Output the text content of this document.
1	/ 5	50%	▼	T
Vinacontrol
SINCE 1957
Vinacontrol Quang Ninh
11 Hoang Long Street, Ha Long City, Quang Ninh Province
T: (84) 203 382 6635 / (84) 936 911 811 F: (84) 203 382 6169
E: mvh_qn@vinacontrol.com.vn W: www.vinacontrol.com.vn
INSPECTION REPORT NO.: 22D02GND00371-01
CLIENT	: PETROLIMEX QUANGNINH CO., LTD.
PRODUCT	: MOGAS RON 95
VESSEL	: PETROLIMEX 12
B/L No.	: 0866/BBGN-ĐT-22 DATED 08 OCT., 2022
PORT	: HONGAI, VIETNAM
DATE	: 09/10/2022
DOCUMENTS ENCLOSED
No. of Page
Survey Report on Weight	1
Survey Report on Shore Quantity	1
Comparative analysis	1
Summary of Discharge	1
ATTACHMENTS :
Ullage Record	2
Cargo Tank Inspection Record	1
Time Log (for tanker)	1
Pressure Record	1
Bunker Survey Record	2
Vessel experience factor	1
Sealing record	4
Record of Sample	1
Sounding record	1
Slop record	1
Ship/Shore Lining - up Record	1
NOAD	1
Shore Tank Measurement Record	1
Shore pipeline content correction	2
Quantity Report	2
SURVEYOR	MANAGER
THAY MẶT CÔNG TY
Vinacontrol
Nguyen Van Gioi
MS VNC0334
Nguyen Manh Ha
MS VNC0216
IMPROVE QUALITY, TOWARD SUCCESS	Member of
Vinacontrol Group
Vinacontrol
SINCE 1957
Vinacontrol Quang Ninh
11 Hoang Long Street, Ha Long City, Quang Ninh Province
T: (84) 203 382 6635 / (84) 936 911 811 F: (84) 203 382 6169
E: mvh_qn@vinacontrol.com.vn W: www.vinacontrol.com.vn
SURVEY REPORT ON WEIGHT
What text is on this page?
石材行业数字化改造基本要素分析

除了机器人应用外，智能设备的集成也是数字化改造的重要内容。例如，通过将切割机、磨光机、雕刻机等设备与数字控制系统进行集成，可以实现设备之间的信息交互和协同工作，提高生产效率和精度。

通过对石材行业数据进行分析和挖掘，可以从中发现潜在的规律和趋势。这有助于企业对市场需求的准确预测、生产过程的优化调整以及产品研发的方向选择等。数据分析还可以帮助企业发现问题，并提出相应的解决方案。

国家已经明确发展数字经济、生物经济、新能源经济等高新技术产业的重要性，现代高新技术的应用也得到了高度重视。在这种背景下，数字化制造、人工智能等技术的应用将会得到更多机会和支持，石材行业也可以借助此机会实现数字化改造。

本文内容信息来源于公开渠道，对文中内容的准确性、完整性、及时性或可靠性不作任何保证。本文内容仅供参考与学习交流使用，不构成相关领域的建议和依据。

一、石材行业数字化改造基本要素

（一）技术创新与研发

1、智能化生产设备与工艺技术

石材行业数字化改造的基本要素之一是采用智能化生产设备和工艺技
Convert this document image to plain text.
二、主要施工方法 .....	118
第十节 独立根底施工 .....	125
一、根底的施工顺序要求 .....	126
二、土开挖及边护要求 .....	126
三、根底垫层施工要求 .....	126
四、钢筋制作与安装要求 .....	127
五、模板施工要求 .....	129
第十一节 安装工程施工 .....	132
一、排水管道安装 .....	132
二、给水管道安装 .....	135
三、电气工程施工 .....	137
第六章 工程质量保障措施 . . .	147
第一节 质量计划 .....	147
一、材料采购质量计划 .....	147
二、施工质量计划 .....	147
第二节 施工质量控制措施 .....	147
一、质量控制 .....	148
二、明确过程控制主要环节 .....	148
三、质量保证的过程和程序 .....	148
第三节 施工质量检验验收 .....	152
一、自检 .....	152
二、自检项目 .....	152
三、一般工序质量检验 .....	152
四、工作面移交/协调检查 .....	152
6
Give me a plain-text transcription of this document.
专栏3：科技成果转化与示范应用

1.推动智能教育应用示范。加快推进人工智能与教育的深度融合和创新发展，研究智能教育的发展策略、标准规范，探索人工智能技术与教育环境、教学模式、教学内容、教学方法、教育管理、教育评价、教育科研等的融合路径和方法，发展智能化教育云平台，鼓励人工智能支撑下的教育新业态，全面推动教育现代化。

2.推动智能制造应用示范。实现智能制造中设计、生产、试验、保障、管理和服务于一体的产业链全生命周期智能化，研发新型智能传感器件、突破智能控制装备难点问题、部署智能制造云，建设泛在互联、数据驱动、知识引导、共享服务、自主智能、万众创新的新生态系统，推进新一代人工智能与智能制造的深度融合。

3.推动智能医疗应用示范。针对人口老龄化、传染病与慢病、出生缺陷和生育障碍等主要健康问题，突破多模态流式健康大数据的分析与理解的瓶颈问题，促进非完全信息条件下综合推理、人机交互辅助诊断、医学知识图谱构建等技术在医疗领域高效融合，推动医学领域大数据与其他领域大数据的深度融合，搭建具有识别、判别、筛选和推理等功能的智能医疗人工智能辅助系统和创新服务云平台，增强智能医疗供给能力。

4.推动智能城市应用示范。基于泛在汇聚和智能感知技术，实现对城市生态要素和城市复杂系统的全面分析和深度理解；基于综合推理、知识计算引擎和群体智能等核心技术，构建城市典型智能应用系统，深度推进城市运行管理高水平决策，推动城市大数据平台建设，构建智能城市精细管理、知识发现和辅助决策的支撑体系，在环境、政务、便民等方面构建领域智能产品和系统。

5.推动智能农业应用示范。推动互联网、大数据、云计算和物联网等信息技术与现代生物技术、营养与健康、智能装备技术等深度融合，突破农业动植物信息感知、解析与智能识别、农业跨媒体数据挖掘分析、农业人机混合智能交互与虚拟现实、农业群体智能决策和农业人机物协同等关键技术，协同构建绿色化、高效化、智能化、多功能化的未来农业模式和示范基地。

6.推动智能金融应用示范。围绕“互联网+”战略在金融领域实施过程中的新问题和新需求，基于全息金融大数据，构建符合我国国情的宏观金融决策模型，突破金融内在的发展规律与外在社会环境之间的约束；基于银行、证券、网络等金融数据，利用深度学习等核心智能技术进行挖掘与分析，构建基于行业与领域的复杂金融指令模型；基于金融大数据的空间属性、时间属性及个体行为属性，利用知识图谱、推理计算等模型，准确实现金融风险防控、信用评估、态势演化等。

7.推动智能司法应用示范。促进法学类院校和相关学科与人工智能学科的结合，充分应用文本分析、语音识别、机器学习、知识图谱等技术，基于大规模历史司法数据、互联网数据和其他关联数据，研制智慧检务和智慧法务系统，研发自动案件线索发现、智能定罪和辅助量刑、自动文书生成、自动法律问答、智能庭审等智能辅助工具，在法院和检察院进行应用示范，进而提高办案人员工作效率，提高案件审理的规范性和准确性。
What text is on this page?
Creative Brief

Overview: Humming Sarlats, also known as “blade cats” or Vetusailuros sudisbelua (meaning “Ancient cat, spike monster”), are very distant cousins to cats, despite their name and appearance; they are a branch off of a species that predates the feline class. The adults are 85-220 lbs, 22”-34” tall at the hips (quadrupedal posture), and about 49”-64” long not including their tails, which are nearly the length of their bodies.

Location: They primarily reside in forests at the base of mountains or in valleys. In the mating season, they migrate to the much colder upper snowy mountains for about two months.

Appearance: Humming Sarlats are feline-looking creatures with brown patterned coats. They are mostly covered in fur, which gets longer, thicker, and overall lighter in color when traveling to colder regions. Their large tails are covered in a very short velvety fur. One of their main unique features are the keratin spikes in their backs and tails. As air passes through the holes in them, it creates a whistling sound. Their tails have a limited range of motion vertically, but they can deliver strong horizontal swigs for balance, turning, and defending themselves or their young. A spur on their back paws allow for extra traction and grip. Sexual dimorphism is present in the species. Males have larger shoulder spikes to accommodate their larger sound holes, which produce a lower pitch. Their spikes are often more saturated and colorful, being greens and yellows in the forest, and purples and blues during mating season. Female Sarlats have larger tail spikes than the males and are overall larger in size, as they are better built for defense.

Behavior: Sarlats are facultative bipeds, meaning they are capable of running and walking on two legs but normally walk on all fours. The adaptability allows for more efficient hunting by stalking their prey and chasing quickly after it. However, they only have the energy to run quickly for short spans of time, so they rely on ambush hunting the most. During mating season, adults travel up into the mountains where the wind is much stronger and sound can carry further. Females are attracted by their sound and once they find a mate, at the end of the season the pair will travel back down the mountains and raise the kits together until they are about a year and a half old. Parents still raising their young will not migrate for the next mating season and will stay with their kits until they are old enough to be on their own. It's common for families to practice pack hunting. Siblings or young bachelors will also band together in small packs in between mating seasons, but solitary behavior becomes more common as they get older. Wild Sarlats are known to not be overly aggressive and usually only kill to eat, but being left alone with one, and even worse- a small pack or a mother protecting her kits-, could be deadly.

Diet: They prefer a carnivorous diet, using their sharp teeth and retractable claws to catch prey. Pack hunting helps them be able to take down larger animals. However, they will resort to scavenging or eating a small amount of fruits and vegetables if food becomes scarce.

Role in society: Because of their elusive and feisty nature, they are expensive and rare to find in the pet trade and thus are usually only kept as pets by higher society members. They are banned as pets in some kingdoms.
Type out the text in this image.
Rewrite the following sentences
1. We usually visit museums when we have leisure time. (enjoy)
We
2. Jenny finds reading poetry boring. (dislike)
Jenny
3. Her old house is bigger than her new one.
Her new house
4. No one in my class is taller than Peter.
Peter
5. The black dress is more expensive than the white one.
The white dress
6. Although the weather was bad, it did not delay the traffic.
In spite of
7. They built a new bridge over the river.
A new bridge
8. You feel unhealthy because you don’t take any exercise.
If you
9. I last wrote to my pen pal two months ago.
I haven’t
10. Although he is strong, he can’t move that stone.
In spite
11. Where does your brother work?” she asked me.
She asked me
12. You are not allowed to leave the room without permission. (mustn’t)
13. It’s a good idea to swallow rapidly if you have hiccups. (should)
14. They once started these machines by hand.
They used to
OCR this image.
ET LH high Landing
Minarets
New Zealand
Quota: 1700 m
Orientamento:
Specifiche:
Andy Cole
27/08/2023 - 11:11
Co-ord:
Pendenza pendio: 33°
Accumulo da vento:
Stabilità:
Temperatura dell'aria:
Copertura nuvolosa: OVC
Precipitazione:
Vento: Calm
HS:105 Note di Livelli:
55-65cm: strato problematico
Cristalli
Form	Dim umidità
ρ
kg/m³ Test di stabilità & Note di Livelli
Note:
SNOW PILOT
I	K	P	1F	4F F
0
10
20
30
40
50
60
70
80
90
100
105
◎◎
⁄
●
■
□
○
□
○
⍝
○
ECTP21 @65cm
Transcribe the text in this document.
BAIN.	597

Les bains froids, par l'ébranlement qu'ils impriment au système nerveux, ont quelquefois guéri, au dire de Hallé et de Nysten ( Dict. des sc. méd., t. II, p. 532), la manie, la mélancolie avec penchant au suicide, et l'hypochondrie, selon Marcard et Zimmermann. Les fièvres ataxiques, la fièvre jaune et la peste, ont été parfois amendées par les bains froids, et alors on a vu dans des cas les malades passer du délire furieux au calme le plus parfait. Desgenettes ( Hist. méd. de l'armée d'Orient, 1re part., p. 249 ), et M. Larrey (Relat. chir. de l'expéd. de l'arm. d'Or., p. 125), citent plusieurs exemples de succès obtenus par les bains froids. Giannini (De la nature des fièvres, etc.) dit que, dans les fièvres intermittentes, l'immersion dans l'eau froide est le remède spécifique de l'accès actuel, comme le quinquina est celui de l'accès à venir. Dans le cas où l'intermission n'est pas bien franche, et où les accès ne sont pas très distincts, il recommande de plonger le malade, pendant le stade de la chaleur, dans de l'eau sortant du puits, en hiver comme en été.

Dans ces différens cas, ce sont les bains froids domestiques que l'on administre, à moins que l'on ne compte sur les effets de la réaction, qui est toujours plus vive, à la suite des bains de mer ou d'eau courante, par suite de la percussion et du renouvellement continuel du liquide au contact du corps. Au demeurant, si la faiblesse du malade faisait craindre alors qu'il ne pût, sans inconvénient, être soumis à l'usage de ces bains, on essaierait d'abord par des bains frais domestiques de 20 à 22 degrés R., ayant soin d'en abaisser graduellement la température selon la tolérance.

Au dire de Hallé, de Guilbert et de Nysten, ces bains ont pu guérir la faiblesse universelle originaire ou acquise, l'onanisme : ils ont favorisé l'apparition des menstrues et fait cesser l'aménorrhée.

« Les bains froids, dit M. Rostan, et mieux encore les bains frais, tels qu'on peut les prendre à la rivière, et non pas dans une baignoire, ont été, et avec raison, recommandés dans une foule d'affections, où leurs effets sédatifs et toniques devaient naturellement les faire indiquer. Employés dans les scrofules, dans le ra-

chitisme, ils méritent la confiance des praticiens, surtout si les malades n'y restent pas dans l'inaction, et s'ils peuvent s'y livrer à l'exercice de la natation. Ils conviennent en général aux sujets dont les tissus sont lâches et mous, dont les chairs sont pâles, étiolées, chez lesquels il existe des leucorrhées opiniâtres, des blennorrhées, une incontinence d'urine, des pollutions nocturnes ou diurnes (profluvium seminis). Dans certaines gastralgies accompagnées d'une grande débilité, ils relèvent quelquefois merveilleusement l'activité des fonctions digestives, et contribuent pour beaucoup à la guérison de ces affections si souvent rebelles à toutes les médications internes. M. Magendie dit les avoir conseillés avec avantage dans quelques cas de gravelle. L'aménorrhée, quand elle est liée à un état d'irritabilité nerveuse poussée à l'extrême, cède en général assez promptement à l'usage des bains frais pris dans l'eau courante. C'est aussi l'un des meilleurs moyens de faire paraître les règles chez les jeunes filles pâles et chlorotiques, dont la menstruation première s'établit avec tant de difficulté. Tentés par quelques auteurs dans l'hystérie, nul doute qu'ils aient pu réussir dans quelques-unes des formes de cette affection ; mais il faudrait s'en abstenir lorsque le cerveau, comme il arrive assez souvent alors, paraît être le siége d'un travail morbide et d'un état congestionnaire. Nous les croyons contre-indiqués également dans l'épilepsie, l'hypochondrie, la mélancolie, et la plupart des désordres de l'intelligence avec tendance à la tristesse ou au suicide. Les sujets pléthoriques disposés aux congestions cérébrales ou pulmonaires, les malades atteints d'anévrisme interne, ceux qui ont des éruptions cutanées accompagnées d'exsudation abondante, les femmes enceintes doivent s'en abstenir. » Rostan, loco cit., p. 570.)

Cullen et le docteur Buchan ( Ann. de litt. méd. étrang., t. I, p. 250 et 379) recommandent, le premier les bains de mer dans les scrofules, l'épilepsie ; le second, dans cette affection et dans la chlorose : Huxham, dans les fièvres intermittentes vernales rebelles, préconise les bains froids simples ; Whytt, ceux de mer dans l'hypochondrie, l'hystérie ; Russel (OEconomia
+===+
Return each line that includes "down".

*Full response:*
Behavior: Sarlats are facultative bipeds, meaning they are capable of running and walking on two legs but normally walk on all fours. The adaptability allows for more efficient hunting by stalking their prey and chasing quickly after it. However, they only have the energy to run quickly for short spans of time, so they rely on ambush hunting the most. During mating season, adults travel up into the mountains where the wind is much stronger and sound can carry further. Females are attracted by their sound and once they find a mate, at the end of the season the pair will travel back down the mountains and raise the kits together until they are about a year and a half old. Parents still raising their young will not migrate for the next mating season and will stay with their kits until they are old enough to be on their own. It's common for families to practice pack hunting. Siblings or young bachelors will also band together in small packs in between mating seasons, but solitary behavior becomes more common as they get older. Wild Sarlats are known to not be overly aggressive and usually only kill to eat, but being left alone with one, and even worse- a small pack or a mother protecting her kits-, could be deadly.
Diet: They prefer a carnivorous diet, using their sharp teeth and retractable claws to catch prey. Pack hunting helps them be able to take down larger animals. However, they will resort to scavenging or eating a small amount of fruits and vegetables if food becomes scarce.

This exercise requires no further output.